→ **Task goal**: Pick every line with "image" from the material below.

→ **Some records**:
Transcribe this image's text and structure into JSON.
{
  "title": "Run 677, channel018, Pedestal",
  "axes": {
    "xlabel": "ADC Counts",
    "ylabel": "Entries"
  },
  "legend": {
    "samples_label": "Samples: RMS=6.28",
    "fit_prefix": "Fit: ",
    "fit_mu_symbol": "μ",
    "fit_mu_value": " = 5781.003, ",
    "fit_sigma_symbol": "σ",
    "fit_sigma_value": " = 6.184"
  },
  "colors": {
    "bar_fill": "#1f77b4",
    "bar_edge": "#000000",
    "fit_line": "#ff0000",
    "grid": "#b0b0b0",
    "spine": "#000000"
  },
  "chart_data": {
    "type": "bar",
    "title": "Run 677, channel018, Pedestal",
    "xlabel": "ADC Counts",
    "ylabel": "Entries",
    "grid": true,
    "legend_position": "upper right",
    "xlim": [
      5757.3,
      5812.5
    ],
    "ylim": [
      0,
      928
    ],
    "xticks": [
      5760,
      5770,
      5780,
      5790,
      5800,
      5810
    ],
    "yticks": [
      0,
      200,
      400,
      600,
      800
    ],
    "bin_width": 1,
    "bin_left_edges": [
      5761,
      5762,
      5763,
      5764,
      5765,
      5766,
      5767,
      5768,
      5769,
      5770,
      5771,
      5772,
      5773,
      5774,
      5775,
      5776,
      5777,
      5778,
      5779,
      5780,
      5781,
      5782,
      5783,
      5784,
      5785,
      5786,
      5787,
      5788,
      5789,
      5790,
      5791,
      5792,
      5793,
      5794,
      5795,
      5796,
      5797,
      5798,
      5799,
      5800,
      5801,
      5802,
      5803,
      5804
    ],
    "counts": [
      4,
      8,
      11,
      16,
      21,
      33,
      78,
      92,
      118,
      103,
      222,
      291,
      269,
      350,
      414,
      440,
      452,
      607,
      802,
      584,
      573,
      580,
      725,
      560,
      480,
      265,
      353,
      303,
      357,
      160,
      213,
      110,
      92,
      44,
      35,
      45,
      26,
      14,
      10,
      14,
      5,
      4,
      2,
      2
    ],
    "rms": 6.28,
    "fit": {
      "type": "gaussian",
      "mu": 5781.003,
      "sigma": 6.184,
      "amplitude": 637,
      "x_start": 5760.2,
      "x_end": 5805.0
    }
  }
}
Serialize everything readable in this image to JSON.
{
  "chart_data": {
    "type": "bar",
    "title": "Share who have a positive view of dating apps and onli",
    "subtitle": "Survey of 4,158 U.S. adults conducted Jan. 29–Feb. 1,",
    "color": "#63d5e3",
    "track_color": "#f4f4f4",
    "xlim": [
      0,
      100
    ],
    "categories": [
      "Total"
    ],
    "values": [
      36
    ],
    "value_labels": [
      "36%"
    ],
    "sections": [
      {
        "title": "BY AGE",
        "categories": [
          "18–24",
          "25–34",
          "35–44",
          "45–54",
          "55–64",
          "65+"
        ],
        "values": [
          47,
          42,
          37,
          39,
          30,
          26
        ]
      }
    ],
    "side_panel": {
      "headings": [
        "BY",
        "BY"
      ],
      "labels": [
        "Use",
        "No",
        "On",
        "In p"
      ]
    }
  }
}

→ **The output**:
Transcribe this image's text and structure into JSON.
Serialize everything readable in this image to JSON.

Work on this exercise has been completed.